## start

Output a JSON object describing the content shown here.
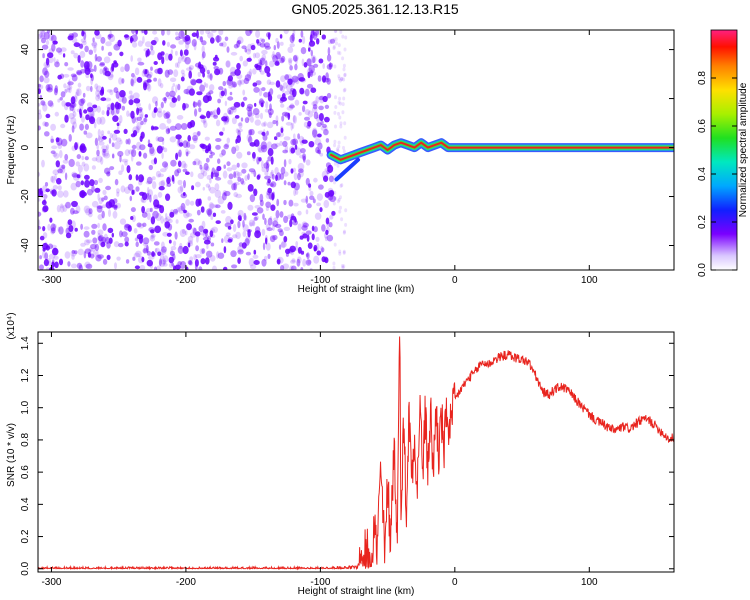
{
  "title": "GN05.2025.361.12.13.R15",
  "colors": {
    "noise": "#6a00ff",
    "snr_line": "#e8241e",
    "track_core": "#e8241e",
    "track_outer": "#10c8c0"
  },
  "chart_data": [
    {
      "type": "heatmap",
      "xlabel": "Height of straight line (km)",
      "ylabel": "Frequency (Hz)",
      "xlim": [
        -310,
        163
      ],
      "ylim": [
        -50,
        48
      ],
      "xticks": [
        -300,
        -200,
        -100,
        0,
        100
      ],
      "yticks": [
        -40,
        -20,
        0,
        20,
        40
      ],
      "noise_region_x": [
        -310,
        -90
      ],
      "frequency_track": [
        {
          "x": -92,
          "f": -3
        },
        {
          "x": -85,
          "f": -5
        },
        {
          "x": -80,
          "f": -4
        },
        {
          "x": -75,
          "f": -3
        },
        {
          "x": -70,
          "f": -2
        },
        {
          "x": -65,
          "f": -1
        },
        {
          "x": -60,
          "f": 0
        },
        {
          "x": -55,
          "f": 1
        },
        {
          "x": -50,
          "f": -1
        },
        {
          "x": -45,
          "f": 1
        },
        {
          "x": -40,
          "f": 2
        },
        {
          "x": -35,
          "f": 1
        },
        {
          "x": -30,
          "f": 0
        },
        {
          "x": -25,
          "f": 2
        },
        {
          "x": -20,
          "f": 0
        },
        {
          "x": -15,
          "f": 1
        },
        {
          "x": -10,
          "f": 2
        },
        {
          "x": -5,
          "f": 0
        },
        {
          "x": 0,
          "f": 0
        },
        {
          "x": 163,
          "f": 0
        }
      ],
      "colorbar": {
        "label": "Normalized spectral amplitude",
        "range": [
          0,
          1
        ],
        "ticks": [
          "0.0",
          "0.2",
          "0.4",
          "0.6",
          "0.8"
        ],
        "tick_values": [
          0,
          0.2,
          0.4,
          0.6,
          0.8
        ]
      }
    },
    {
      "type": "line",
      "xlabel": "Height of straight line (km)",
      "ylabel": "SNR (10 * v/v)",
      "y_multiplier": "(x10⁴)",
      "xlim": [
        -310,
        163
      ],
      "ylim": [
        -0.02,
        1.47
      ],
      "xticks": [
        -300,
        -200,
        -100,
        0,
        100
      ],
      "yticks": [
        "0.0",
        "0.2",
        "0.4",
        "0.6",
        "0.8",
        "1.0",
        "1.2",
        "1.4"
      ],
      "ytick_values": [
        0,
        0.2,
        0.4,
        0.6,
        0.8,
        1.0,
        1.2,
        1.4
      ],
      "series": [
        {
          "x": [
            -310,
            -100,
            -70,
            -68,
            -65,
            -62,
            -60,
            -58,
            -55,
            -52,
            -50,
            -48,
            -45,
            -43,
            -41,
            -40,
            -38,
            -36,
            -34,
            -32,
            -30,
            -28,
            -26,
            -24,
            -22,
            -20,
            -18,
            -16,
            -14,
            -12,
            -10,
            -8,
            -6,
            -4,
            -2,
            0,
            5,
            10,
            15,
            20,
            25,
            30,
            35,
            40,
            45,
            50,
            55,
            60,
            65,
            70,
            75,
            80,
            85,
            90,
            95,
            100,
            105,
            110,
            115,
            120,
            125,
            130,
            135,
            140,
            145,
            150,
            155,
            160,
            163
          ],
          "y": [
            0.0,
            0.0,
            0.01,
            0.06,
            0.12,
            0.08,
            0.3,
            0.1,
            0.62,
            0.05,
            0.55,
            0.2,
            0.78,
            0.15,
            1.47,
            0.4,
            0.9,
            0.35,
            0.98,
            0.55,
            0.88,
            0.45,
            1.05,
            0.6,
            0.95,
            0.62,
            0.98,
            0.58,
            1.02,
            0.7,
            0.95,
            0.72,
            1.0,
            0.85,
            0.92,
            1.05,
            1.12,
            1.18,
            1.22,
            1.28,
            1.27,
            1.3,
            1.32,
            1.33,
            1.31,
            1.3,
            1.28,
            1.2,
            1.1,
            1.08,
            1.12,
            1.13,
            1.1,
            1.05,
            1.0,
            0.96,
            0.92,
            0.9,
            0.87,
            0.86,
            0.88,
            0.87,
            0.9,
            0.93,
            0.92,
            0.88,
            0.84,
            0.8,
            0.82
          ]
        }
      ]
    }
  ]
}
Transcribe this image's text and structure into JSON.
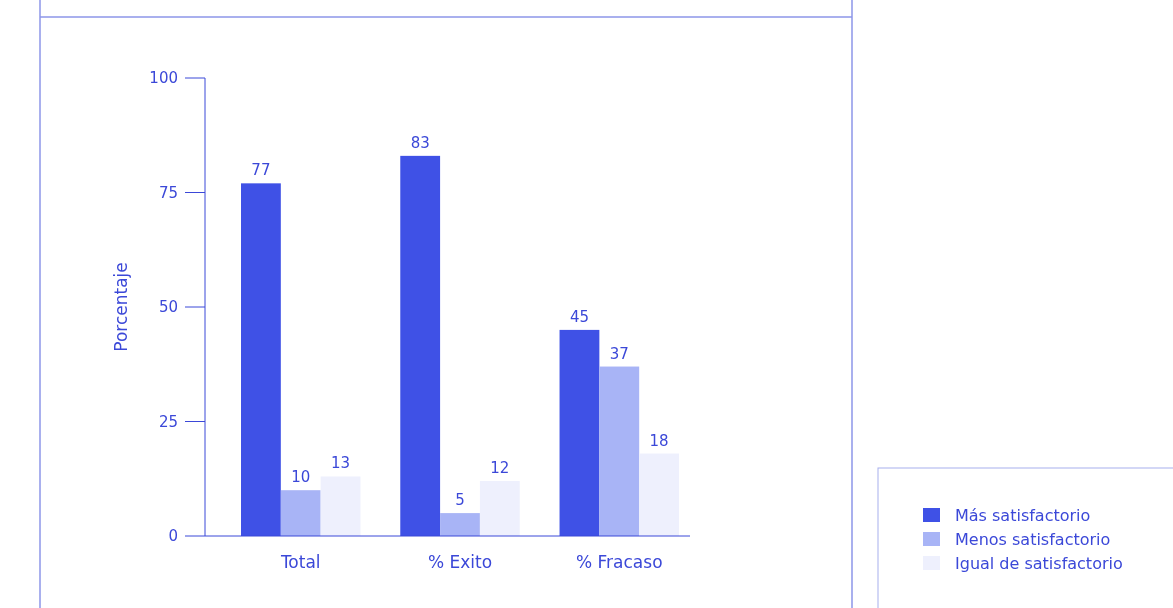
{
  "chart_data": {
    "type": "bar",
    "ylabel": "Porcentaje",
    "categories": [
      "Total",
      "% Exito",
      "% Fracaso"
    ],
    "series": [
      {
        "name": "Más satisfactorio",
        "color": "#3f51e6",
        "values": [
          77,
          83,
          45
        ]
      },
      {
        "name": "Menos satisfactorio",
        "color": "#a8b4f6",
        "values": [
          10,
          5,
          37
        ]
      },
      {
        "name": "Igual de satisfactorio",
        "color": "#eef0fd",
        "values": [
          13,
          12,
          18
        ]
      }
    ],
    "ylim": [
      0,
      100
    ],
    "yticks": [
      0,
      25,
      50,
      75,
      100
    ],
    "data_labels": true,
    "legend": "bottom right"
  }
}
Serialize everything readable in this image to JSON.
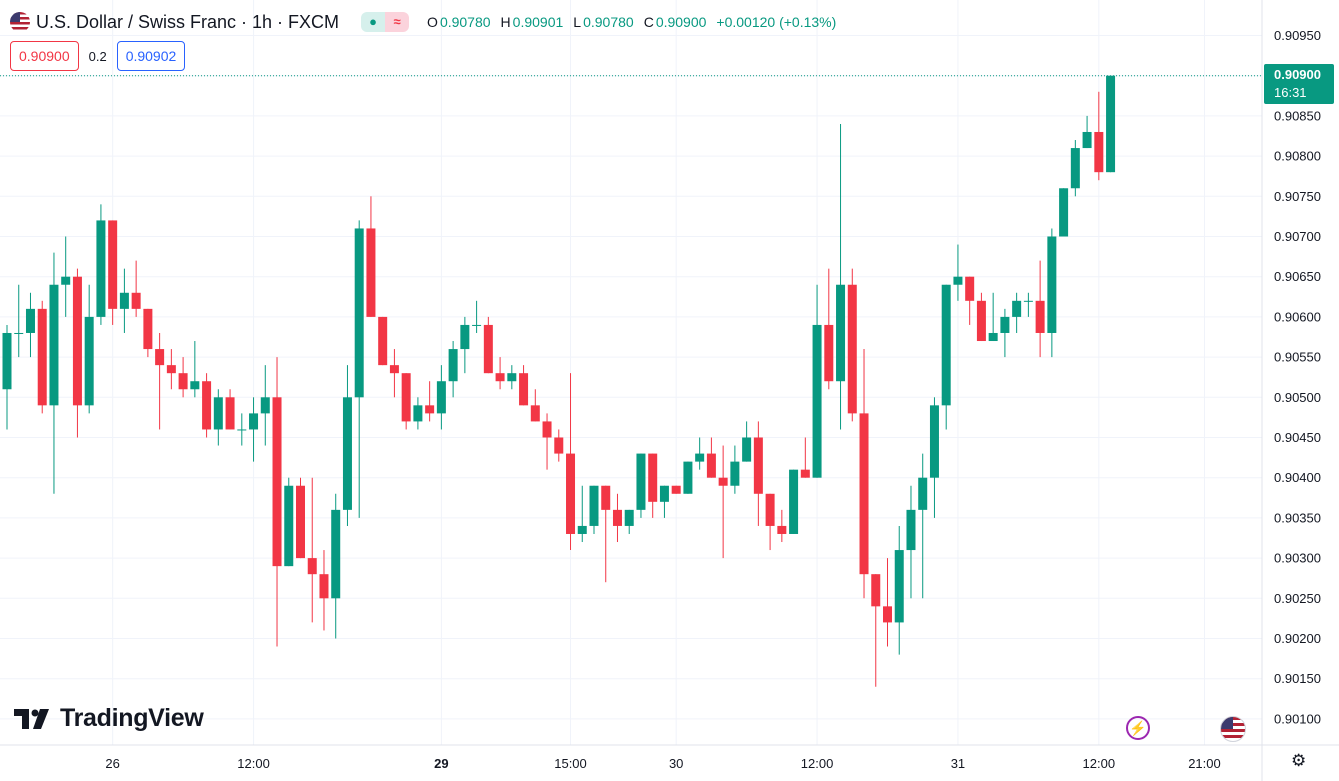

## end

Extract all lines that hold the word "this".

Transcribe this image's text and structure into JSON.
Serialize everything readable in this image to JSON.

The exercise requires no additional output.